-- start of ITEMS --

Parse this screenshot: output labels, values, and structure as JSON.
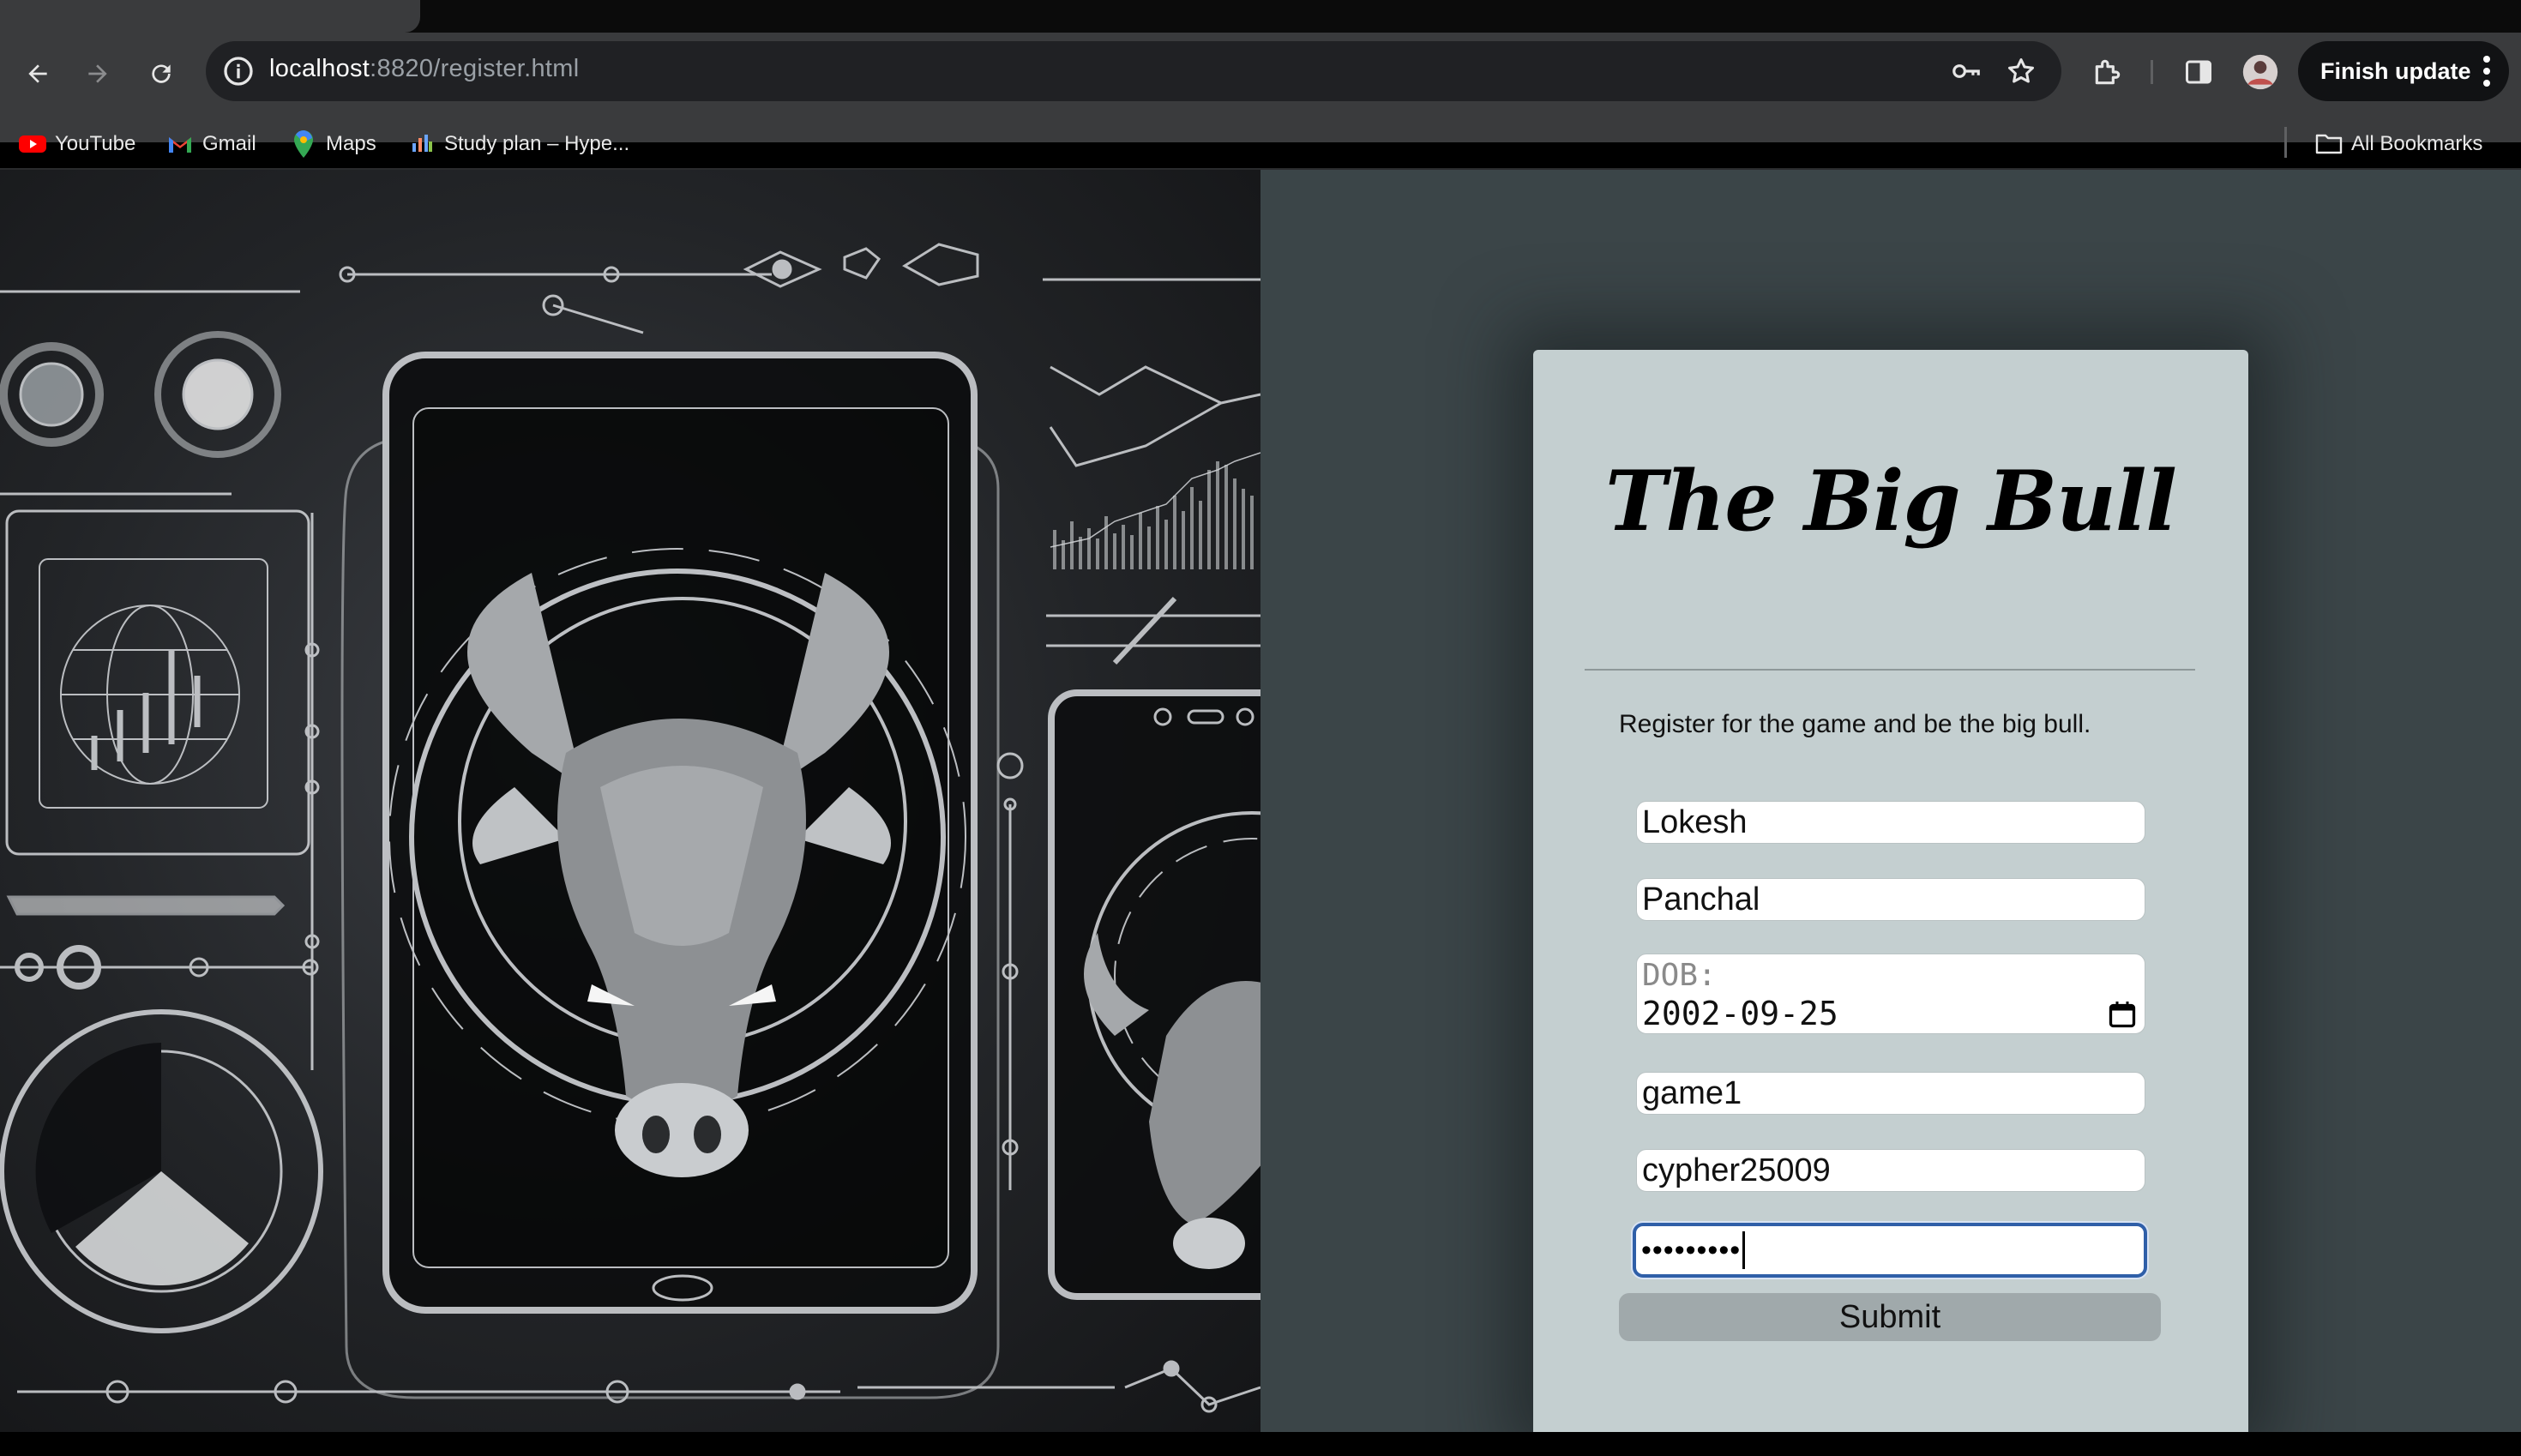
{
  "browser": {
    "url_host": "localhost",
    "url_rest": ":8820/register.html",
    "finish_update_label": "Finish update",
    "bookmarks": [
      {
        "label": "YouTube",
        "icon": "youtube-icon"
      },
      {
        "label": "Gmail",
        "icon": "gmail-icon"
      },
      {
        "label": "Maps",
        "icon": "maps-icon"
      },
      {
        "label": "Study plan – Hype...",
        "icon": "hype-icon"
      }
    ],
    "all_bookmarks_label": "All Bookmarks"
  },
  "form": {
    "title": "The Big Bull",
    "tagline": "Register for the game and be the big bull.",
    "first_name": "Lokesh",
    "last_name": "Panchal",
    "dob_label": "DOB:",
    "dob_value": "2002-09-25",
    "username": "game1",
    "email": "cypher25009",
    "password_masked": "•••••••••",
    "submit_label": "Submit"
  },
  "colors": {
    "page_bg": "#3b4548",
    "card_bg": "#c4cfd0",
    "focus_ring": "#2f5fa8"
  }
}
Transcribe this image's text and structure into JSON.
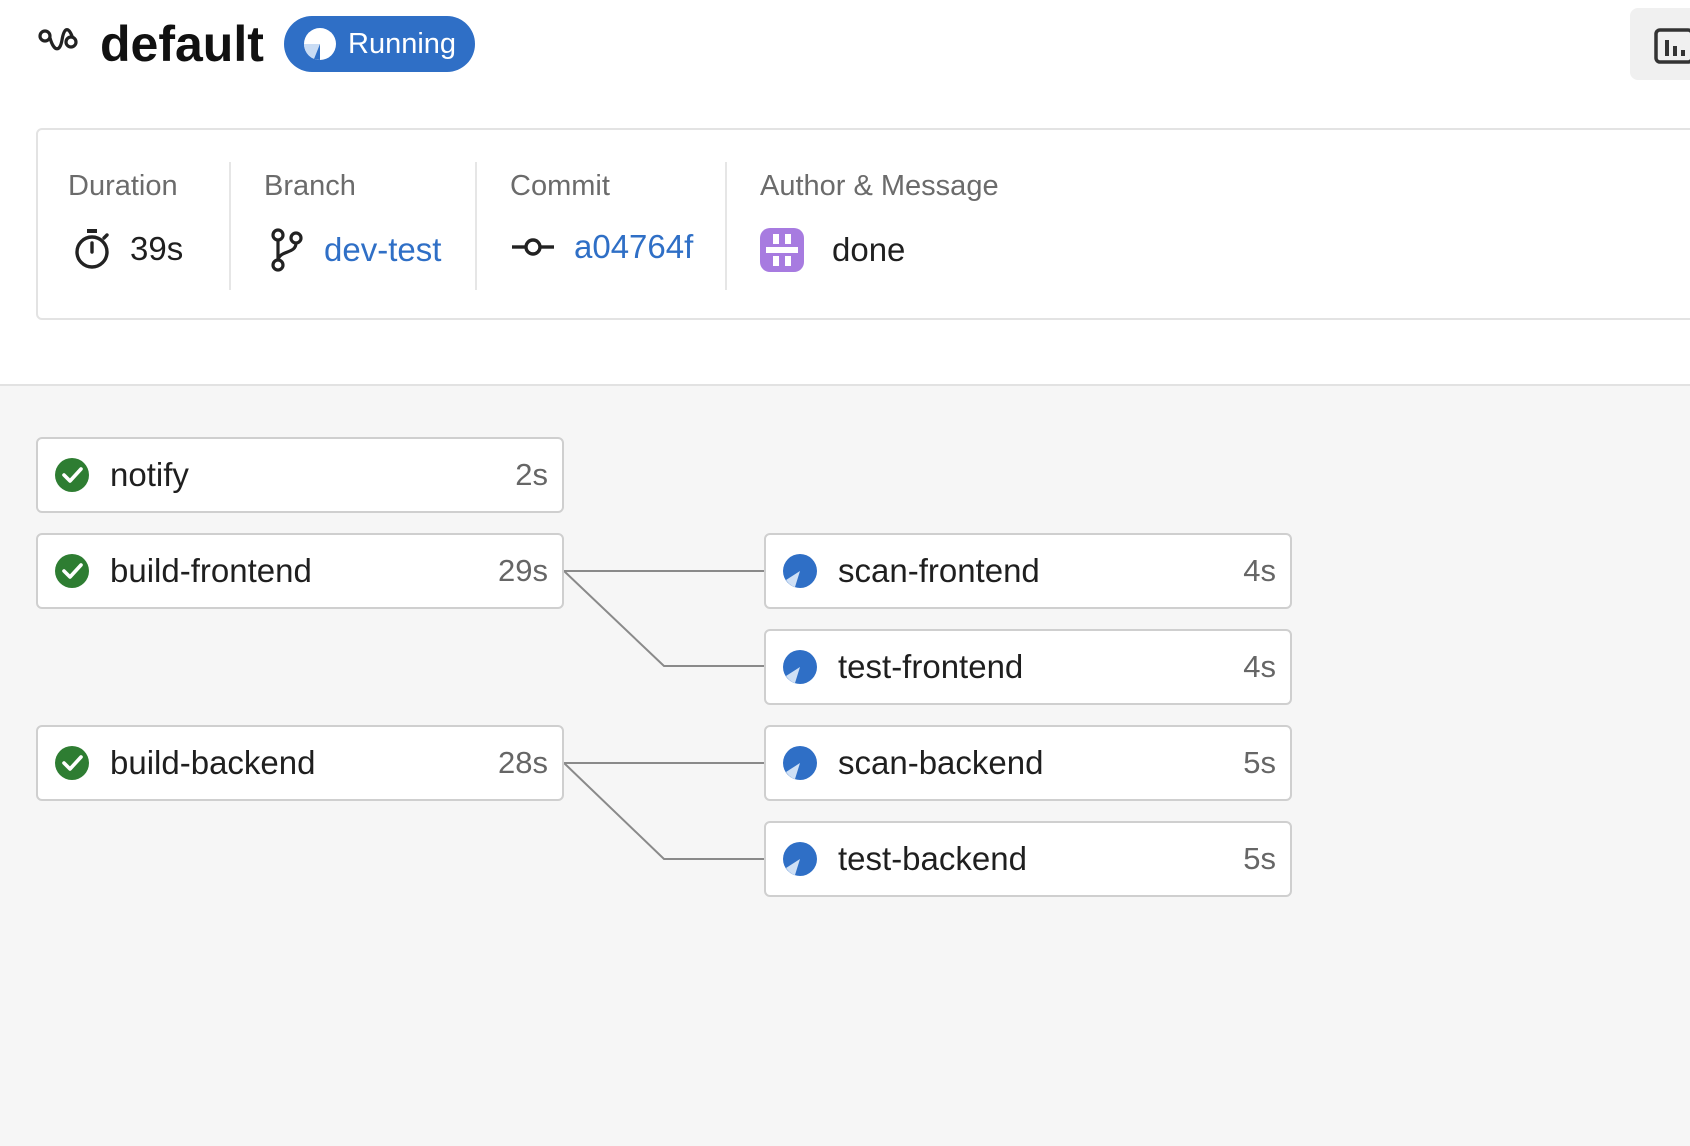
{
  "header": {
    "title": "default",
    "status": "Running",
    "pipeline_icon": "pipeline-icon",
    "action_icon": "chart-bar-icon"
  },
  "info": {
    "duration": {
      "label": "Duration",
      "value": "39s",
      "icon": "stopwatch-icon"
    },
    "branch": {
      "label": "Branch",
      "value": "dev-test",
      "icon": "git-branch-icon"
    },
    "commit": {
      "label": "Commit",
      "value": "a04764f",
      "icon": "git-commit-icon"
    },
    "author": {
      "label": "Author & Message",
      "message": "done",
      "icon": "avatar"
    }
  },
  "jobs": {
    "notify": {
      "name": "notify",
      "duration": "2s",
      "status": "success"
    },
    "build_frontend": {
      "name": "build-frontend",
      "duration": "29s",
      "status": "success"
    },
    "build_backend": {
      "name": "build-backend",
      "duration": "28s",
      "status": "success"
    },
    "scan_frontend": {
      "name": "scan-frontend",
      "duration": "4s",
      "status": "running"
    },
    "test_frontend": {
      "name": "test-frontend",
      "duration": "4s",
      "status": "running"
    },
    "scan_backend": {
      "name": "scan-backend",
      "duration": "5s",
      "status": "running"
    },
    "test_backend": {
      "name": "test-backend",
      "duration": "5s",
      "status": "running"
    }
  },
  "colors": {
    "accent": "#2f6fc6",
    "success": "#2e7d32",
    "avatar": "#9c6ad6"
  }
}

-- end of ITEMS --

## TASK DESCRIPTION:
Collect the lines of the data that carry the word "structure".

## RESULT FOR THIS EXERCISE:
Parse this screenshot: output labels, values, and structure as JSON.
Transcribe this image's text and structure into JSON.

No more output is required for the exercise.